Reply with only the number of lines that contain the string "selected".
** Start of Data rows **
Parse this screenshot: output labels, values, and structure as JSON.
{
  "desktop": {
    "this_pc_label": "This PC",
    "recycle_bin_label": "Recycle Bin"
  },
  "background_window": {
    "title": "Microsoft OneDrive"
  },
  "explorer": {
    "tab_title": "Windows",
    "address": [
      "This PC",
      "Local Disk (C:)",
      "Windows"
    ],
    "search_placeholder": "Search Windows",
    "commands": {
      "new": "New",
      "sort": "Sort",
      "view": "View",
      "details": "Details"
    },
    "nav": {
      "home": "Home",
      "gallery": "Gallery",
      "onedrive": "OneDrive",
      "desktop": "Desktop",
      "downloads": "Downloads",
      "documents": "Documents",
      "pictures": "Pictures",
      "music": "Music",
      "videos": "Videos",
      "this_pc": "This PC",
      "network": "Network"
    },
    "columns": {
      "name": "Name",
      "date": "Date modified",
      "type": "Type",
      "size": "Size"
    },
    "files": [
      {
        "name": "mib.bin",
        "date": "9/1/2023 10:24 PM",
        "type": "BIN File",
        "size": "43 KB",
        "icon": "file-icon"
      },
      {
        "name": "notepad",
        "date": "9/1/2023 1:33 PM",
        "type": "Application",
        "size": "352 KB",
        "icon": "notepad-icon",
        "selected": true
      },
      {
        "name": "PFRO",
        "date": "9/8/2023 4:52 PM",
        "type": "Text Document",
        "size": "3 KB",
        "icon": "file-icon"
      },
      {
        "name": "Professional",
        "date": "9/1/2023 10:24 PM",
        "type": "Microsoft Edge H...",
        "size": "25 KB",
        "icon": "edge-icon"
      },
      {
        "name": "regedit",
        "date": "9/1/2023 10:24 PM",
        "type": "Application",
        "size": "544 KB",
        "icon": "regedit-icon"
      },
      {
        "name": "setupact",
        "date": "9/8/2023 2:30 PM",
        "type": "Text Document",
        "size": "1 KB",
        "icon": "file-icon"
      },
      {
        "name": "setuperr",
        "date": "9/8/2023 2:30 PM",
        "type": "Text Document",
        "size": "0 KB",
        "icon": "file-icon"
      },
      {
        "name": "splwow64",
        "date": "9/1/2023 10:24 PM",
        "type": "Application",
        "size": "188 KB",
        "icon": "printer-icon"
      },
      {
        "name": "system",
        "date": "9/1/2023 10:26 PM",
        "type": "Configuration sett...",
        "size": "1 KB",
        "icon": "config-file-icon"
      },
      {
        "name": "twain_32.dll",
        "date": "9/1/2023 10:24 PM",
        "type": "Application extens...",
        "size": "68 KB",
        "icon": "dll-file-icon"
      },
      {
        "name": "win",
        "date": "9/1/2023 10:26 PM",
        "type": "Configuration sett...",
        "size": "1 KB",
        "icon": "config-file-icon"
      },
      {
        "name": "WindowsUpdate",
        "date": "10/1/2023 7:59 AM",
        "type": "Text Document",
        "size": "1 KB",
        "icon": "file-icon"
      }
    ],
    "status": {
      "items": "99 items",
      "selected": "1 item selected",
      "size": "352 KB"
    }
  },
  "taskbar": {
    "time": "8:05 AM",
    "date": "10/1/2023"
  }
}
** End of Data rows **
■ Result of this task ■
2